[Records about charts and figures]
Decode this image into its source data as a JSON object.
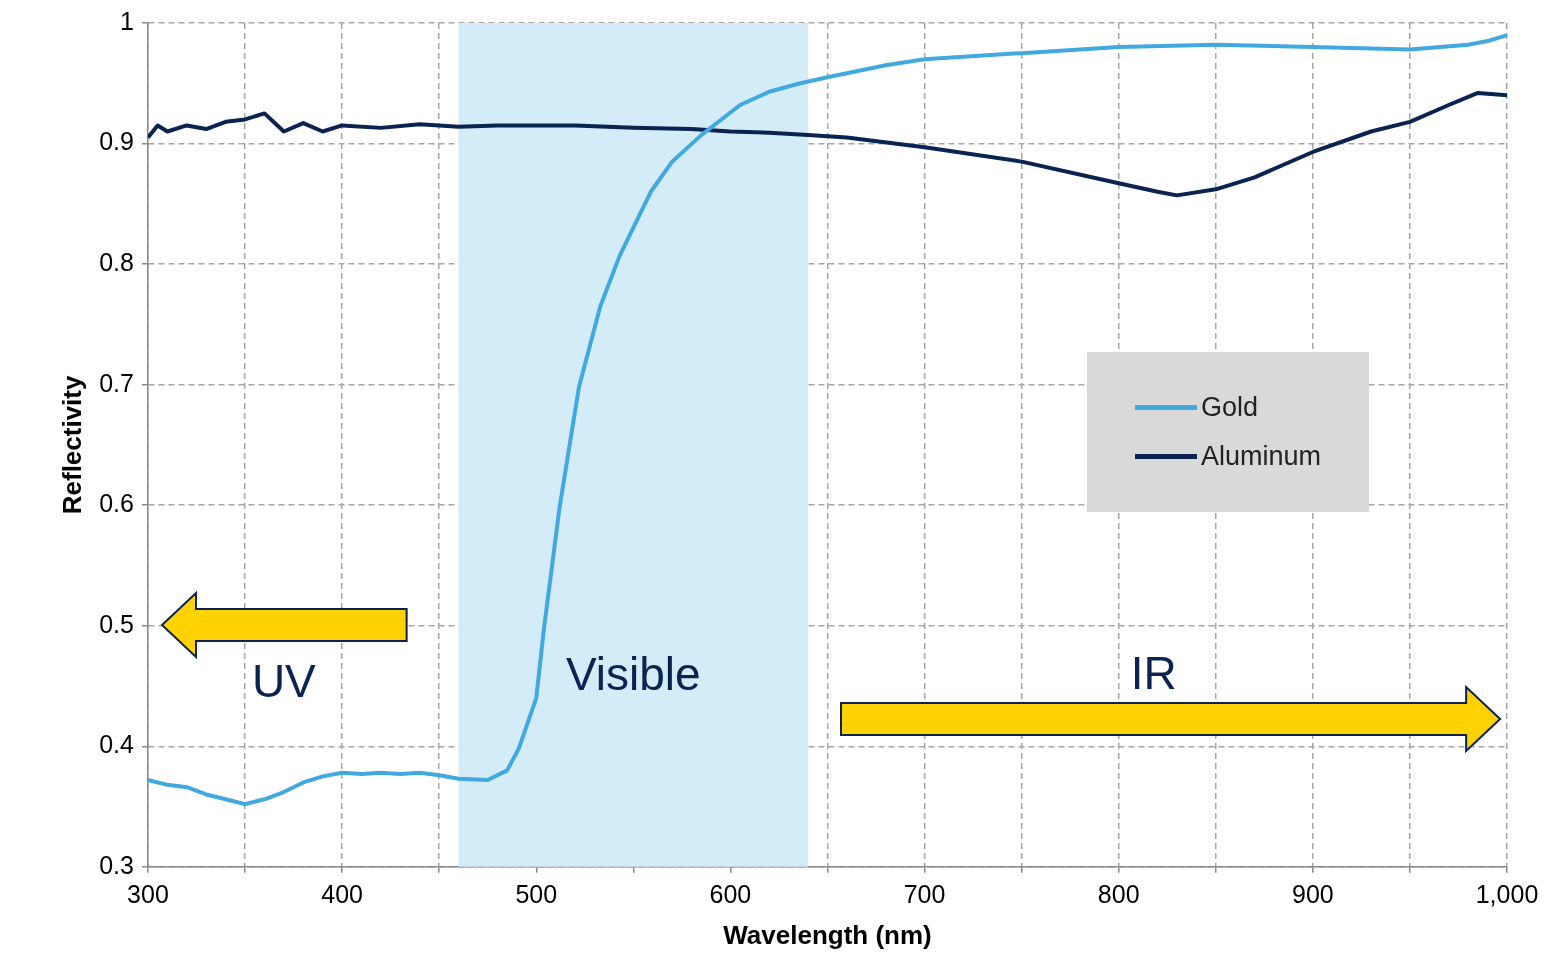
{
  "chart_data": {
    "type": "line",
    "xlabel": "Wavelength (nm)",
    "ylabel": "Reflectivity",
    "xlim": [
      300,
      1000
    ],
    "ylim": [
      0.3,
      1
    ],
    "xticks": [
      300,
      {
        "value": 350,
        "label": null
      },
      400,
      {
        "value": 450,
        "label": null
      },
      500,
      {
        "value": 550,
        "label": null
      },
      600,
      {
        "value": 650,
        "label": null
      },
      700,
      {
        "value": 750,
        "label": null
      },
      800,
      {
        "value": 850,
        "label": null
      },
      900,
      {
        "value": 950,
        "label": null
      },
      {
        "value": 1000,
        "label": "1,000"
      }
    ],
    "yticks": [
      0.3,
      0.4,
      0.5,
      0.6,
      0.7,
      0.8,
      0.9,
      1
    ],
    "grid": true,
    "legend": "right",
    "line_style": "solid",
    "marker": "none",
    "bands": [
      {
        "axis": "x",
        "from": 460,
        "to": 640,
        "label": "Visible",
        "color": "#d3ecf8"
      }
    ],
    "annotations": [
      "UV",
      "IR"
    ],
    "series": [
      {
        "name": "Gold",
        "color": "#41a9e0",
        "x": [
          300,
          310,
          320,
          330,
          340,
          350,
          360,
          370,
          380,
          390,
          400,
          410,
          420,
          430,
          440,
          450,
          460,
          475,
          485,
          491,
          500,
          504,
          512,
          522,
          533,
          543,
          559,
          570,
          585,
          605,
          620,
          636,
          650,
          680,
          700,
          750,
          800,
          850,
          900,
          950,
          980,
          990,
          1000
        ],
        "values": [
          0.372,
          0.368,
          0.366,
          0.36,
          0.356,
          0.352,
          0.356,
          0.362,
          0.37,
          0.375,
          0.378,
          0.377,
          0.378,
          0.377,
          0.378,
          0.376,
          0.373,
          0.372,
          0.38,
          0.398,
          0.44,
          0.498,
          0.598,
          0.698,
          0.765,
          0.807,
          0.86,
          0.885,
          0.907,
          0.932,
          0.943,
          0.95,
          0.955,
          0.965,
          0.97,
          0.975,
          0.98,
          0.982,
          0.98,
          0.978,
          0.982,
          0.985,
          0.99
        ]
      },
      {
        "name": "Aluminum",
        "color": "#0b2350",
        "x": [
          300,
          305,
          310,
          320,
          330,
          340,
          350,
          360,
          370,
          380,
          390,
          400,
          420,
          440,
          460,
          480,
          500,
          520,
          550,
          580,
          600,
          620,
          640,
          660,
          700,
          750,
          800,
          820,
          830,
          850,
          870,
          900,
          930,
          950,
          970,
          985,
          1000
        ],
        "values": [
          0.905,
          0.915,
          0.91,
          0.915,
          0.912,
          0.918,
          0.92,
          0.925,
          0.91,
          0.917,
          0.91,
          0.915,
          0.913,
          0.916,
          0.914,
          0.915,
          0.915,
          0.915,
          0.913,
          0.912,
          0.91,
          0.909,
          0.907,
          0.905,
          0.897,
          0.885,
          0.867,
          0.86,
          0.857,
          0.862,
          0.872,
          0.893,
          0.91,
          0.918,
          0.932,
          0.942,
          0.94
        ]
      }
    ]
  }
}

- **Aim**:
Without including any pictures, output all the entries above exactly.

- **In response**:
Decode this image into its source data as a JSON object.
{
  "chart_data": {
    "type": "line",
    "xlabel": "Wavelength (nm)",
    "ylabel": "Reflectivity",
    "xlim": [
      300,
      1000
    ],
    "ylim": [
      0.3,
      1
    ],
    "xticks": [
      300,
      {
        "value": 350,
        "label": null
      },
      400,
      {
        "value": 450,
        "label": null
      },
      500,
      {
        "value": 550,
        "label": null
      },
      600,
      {
        "value": 650,
        "label": null
      },
      700,
      {
        "value": 750,
        "label": null
      },
      800,
      {
        "value": 850,
        "label": null
      },
      900,
      {
        "value": 950,
        "label": null
      },
      {
        "value": 1000,
        "label": "1,000"
      }
    ],
    "yticks": [
      0.3,
      0.4,
      0.5,
      0.6,
      0.7,
      0.8,
      0.9,
      1
    ],
    "grid": true,
    "legend": "right",
    "line_style": "solid",
    "marker": "none",
    "bands": [
      {
        "axis": "x",
        "from": 460,
        "to": 640,
        "label": "Visible",
        "color": "#d3ecf8"
      }
    ],
    "annotations": [
      "UV",
      "IR"
    ],
    "series": [
      {
        "name": "Gold",
        "color": "#41a9e0",
        "x": [
          300,
          310,
          320,
          330,
          340,
          350,
          360,
          370,
          380,
          390,
          400,
          410,
          420,
          430,
          440,
          450,
          460,
          475,
          485,
          491,
          500,
          504,
          512,
          522,
          533,
          543,
          559,
          570,
          585,
          605,
          620,
          636,
          650,
          680,
          700,
          750,
          800,
          850,
          900,
          950,
          980,
          990,
          1000
        ],
        "values": [
          0.372,
          0.368,
          0.366,
          0.36,
          0.356,
          0.352,
          0.356,
          0.362,
          0.37,
          0.375,
          0.378,
          0.377,
          0.378,
          0.377,
          0.378,
          0.376,
          0.373,
          0.372,
          0.38,
          0.398,
          0.44,
          0.498,
          0.598,
          0.698,
          0.765,
          0.807,
          0.86,
          0.885,
          0.907,
          0.932,
          0.943,
          0.95,
          0.955,
          0.965,
          0.97,
          0.975,
          0.98,
          0.982,
          0.98,
          0.978,
          0.982,
          0.985,
          0.99
        ]
      },
      {
        "name": "Aluminum",
        "color": "#0b2350",
        "x": [
          300,
          305,
          310,
          320,
          330,
          340,
          350,
          360,
          370,
          380,
          390,
          400,
          420,
          440,
          460,
          480,
          500,
          520,
          550,
          580,
          600,
          620,
          640,
          660,
          700,
          750,
          800,
          820,
          830,
          850,
          870,
          900,
          930,
          950,
          970,
          985,
          1000
        ],
        "values": [
          0.905,
          0.915,
          0.91,
          0.915,
          0.912,
          0.918,
          0.92,
          0.925,
          0.91,
          0.917,
          0.91,
          0.915,
          0.913,
          0.916,
          0.914,
          0.915,
          0.915,
          0.915,
          0.913,
          0.912,
          0.91,
          0.909,
          0.907,
          0.905,
          0.897,
          0.885,
          0.867,
          0.86,
          0.857,
          0.862,
          0.872,
          0.893,
          0.91,
          0.918,
          0.932,
          0.942,
          0.94
        ]
      }
    ]
  }
}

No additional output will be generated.